**Objective:**
Select all lines in the records that include "measurements".

** BEGIN **

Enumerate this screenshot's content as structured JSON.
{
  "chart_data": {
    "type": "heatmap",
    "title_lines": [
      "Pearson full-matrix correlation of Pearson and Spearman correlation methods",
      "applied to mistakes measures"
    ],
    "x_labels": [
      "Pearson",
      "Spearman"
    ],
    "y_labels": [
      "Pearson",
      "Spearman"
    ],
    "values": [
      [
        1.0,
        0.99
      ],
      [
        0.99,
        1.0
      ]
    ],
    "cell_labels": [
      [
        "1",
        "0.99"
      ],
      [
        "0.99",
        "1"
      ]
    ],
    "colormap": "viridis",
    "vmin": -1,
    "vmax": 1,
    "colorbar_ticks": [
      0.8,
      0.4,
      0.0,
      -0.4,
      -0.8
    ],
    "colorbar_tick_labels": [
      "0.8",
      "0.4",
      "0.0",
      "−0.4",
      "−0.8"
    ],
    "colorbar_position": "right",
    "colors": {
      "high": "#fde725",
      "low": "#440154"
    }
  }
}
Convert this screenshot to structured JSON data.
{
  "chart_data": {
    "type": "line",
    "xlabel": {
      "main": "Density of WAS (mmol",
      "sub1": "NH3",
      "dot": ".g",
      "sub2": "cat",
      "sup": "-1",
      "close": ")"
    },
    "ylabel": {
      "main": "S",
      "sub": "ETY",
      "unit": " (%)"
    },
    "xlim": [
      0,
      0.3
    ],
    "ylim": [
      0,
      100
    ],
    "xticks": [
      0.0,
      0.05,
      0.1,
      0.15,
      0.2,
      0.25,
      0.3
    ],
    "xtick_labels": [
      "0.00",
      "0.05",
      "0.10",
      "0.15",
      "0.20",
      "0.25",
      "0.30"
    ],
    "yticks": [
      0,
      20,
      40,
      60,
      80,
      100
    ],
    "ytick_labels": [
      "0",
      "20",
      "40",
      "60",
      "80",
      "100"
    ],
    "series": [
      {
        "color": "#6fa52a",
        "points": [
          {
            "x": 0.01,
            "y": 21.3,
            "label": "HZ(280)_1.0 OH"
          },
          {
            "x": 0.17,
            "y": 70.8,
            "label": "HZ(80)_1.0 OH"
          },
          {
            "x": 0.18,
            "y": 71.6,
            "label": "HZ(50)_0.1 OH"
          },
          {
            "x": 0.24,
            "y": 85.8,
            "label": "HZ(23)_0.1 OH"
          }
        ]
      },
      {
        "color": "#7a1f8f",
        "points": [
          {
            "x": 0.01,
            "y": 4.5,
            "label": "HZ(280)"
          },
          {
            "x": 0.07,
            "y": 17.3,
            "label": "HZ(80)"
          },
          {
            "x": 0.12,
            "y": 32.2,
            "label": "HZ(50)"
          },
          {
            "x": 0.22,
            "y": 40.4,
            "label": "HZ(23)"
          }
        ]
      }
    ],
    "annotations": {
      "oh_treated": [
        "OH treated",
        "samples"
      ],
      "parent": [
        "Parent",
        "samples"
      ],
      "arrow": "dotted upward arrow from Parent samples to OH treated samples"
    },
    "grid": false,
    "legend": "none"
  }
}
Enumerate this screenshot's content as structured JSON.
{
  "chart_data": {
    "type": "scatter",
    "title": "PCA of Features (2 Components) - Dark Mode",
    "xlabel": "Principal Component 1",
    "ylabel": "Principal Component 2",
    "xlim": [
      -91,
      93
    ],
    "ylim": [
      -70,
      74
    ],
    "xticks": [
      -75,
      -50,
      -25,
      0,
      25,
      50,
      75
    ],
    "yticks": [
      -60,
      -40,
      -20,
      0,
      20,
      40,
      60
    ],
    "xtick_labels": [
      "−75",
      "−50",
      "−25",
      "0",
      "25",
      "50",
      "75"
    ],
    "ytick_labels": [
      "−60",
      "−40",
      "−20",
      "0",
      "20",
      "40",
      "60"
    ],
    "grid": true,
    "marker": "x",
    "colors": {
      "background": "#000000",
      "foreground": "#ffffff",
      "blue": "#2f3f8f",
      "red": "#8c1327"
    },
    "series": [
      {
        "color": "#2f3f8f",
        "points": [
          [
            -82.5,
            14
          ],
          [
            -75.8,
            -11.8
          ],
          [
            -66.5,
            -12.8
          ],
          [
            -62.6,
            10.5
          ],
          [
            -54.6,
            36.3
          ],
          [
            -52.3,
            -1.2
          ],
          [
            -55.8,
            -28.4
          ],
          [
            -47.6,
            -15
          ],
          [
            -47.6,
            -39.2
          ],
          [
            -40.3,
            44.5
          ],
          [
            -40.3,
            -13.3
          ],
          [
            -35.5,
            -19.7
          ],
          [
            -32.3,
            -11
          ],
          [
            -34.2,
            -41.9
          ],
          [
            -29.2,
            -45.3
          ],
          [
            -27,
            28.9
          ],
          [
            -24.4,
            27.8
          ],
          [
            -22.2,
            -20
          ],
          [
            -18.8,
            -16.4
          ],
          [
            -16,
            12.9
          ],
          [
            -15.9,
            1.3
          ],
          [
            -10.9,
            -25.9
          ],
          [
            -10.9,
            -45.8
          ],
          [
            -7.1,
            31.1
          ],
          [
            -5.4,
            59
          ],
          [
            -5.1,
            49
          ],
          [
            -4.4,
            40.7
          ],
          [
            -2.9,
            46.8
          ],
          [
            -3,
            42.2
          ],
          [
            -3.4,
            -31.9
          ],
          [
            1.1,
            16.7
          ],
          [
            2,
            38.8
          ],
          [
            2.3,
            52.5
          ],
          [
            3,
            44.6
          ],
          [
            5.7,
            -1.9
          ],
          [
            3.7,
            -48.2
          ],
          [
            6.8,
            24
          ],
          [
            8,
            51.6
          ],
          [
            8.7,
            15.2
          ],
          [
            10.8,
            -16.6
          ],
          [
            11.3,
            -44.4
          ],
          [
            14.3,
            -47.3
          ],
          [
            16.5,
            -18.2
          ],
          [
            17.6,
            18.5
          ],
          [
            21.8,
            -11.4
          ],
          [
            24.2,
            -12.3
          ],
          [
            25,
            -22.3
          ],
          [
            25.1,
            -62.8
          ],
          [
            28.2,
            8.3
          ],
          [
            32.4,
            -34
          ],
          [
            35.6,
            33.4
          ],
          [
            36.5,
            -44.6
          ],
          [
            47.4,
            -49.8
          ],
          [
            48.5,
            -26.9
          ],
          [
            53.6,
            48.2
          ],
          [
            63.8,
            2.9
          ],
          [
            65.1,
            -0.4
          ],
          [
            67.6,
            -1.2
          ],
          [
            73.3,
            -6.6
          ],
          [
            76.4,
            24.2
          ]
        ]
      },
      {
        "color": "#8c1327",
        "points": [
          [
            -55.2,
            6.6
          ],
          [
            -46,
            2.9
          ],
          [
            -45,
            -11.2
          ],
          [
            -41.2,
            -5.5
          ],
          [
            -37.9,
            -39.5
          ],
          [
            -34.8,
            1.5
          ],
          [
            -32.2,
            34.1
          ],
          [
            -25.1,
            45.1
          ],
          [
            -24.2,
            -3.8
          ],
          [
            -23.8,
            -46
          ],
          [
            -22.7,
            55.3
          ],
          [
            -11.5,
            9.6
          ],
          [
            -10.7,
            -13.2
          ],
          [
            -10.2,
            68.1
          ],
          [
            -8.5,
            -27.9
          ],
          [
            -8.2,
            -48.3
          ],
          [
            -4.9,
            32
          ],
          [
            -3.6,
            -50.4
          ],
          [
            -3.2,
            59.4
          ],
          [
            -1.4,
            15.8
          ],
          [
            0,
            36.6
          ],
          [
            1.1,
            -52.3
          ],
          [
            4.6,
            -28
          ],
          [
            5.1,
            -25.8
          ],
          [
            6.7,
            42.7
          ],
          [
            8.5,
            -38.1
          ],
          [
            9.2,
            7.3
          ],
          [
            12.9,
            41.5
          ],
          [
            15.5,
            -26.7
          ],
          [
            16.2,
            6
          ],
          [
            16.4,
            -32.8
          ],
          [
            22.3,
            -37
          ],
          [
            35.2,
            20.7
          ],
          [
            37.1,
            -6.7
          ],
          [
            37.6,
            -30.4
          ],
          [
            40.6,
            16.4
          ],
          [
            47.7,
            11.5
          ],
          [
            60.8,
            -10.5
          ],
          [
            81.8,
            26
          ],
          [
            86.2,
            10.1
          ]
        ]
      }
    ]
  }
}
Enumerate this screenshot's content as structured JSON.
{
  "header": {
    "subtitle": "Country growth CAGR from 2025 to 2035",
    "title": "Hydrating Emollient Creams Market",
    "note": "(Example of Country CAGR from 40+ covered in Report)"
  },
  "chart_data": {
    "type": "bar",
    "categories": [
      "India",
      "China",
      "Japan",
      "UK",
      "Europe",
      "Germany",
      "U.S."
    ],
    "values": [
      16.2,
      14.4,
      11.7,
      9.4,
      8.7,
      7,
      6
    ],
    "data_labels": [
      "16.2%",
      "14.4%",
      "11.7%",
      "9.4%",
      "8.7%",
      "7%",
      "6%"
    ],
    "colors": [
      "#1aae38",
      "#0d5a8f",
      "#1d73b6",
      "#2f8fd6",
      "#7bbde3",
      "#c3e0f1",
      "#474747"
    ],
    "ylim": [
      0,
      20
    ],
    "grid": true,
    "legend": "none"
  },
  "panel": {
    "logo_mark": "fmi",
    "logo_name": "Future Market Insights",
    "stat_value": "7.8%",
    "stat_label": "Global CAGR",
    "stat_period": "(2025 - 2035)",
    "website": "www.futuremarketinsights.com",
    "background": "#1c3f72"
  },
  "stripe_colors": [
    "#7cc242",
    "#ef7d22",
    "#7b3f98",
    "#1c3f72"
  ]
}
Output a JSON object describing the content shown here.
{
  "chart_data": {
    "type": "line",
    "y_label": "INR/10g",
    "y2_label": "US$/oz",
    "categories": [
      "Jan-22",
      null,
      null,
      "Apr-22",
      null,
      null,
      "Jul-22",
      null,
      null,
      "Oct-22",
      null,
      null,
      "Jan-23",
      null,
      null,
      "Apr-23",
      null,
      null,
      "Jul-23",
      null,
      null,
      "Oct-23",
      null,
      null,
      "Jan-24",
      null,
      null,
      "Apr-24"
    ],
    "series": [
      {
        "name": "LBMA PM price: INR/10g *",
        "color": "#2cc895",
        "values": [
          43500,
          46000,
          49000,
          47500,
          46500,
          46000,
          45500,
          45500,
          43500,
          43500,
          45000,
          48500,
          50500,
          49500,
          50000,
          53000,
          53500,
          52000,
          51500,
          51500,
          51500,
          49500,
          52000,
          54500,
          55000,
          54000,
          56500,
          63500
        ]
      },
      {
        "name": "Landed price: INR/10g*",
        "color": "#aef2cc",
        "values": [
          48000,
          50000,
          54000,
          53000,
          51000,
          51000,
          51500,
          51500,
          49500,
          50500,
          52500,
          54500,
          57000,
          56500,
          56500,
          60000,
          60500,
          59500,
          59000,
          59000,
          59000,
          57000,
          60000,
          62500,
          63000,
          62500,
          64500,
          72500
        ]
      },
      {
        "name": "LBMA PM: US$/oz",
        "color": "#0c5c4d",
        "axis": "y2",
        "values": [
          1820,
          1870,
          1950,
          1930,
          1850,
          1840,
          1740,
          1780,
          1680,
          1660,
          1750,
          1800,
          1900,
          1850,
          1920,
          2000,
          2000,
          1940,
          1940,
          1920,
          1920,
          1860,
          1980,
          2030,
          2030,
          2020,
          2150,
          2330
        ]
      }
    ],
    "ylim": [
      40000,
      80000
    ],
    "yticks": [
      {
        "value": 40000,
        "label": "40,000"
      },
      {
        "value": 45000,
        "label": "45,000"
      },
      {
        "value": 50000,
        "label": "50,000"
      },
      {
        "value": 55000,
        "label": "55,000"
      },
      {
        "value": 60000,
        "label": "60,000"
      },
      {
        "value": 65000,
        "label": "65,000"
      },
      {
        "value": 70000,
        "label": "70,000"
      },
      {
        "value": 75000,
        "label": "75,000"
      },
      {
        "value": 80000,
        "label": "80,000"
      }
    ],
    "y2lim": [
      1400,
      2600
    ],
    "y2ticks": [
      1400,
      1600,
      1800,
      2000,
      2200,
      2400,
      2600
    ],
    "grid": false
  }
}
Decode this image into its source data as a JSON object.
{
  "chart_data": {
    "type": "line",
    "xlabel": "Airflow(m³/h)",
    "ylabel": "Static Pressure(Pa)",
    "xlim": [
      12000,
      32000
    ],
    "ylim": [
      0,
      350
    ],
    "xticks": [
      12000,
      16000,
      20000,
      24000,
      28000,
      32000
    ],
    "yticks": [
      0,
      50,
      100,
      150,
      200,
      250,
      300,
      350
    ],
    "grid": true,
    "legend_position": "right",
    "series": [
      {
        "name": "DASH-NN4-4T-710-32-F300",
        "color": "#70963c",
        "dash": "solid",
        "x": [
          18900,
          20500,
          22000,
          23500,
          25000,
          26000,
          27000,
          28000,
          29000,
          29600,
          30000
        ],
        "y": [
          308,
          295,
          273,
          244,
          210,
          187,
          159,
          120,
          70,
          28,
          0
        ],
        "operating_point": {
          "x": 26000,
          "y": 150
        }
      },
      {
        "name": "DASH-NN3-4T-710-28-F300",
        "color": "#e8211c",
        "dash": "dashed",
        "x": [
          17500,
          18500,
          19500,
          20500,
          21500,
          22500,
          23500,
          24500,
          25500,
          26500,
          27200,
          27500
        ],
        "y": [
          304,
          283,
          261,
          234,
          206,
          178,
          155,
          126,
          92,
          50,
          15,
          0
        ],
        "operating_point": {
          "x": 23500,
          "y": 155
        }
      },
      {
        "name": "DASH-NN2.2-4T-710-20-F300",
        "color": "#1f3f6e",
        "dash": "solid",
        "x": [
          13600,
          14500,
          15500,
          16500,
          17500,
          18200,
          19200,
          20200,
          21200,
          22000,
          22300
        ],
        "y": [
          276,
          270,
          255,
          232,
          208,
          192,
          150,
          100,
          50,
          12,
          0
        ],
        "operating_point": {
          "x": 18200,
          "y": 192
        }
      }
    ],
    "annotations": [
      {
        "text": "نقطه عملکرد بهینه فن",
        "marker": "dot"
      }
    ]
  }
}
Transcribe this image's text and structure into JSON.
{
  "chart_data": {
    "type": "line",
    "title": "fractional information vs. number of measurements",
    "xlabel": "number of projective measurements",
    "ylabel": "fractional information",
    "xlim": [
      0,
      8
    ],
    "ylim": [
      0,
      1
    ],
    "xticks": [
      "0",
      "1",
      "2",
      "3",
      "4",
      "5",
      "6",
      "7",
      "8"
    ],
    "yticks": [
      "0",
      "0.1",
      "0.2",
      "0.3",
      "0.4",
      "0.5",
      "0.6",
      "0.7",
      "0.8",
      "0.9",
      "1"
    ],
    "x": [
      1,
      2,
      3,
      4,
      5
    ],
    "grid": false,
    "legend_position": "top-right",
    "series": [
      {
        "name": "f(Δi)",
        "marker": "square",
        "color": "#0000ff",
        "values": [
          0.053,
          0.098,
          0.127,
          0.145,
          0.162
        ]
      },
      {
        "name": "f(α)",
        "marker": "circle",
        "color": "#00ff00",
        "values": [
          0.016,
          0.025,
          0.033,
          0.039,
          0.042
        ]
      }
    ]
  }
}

** END **

**Correct response:**
    "title": "fractional information vs. number of measurements",
    "xlabel": "number of projective measurements",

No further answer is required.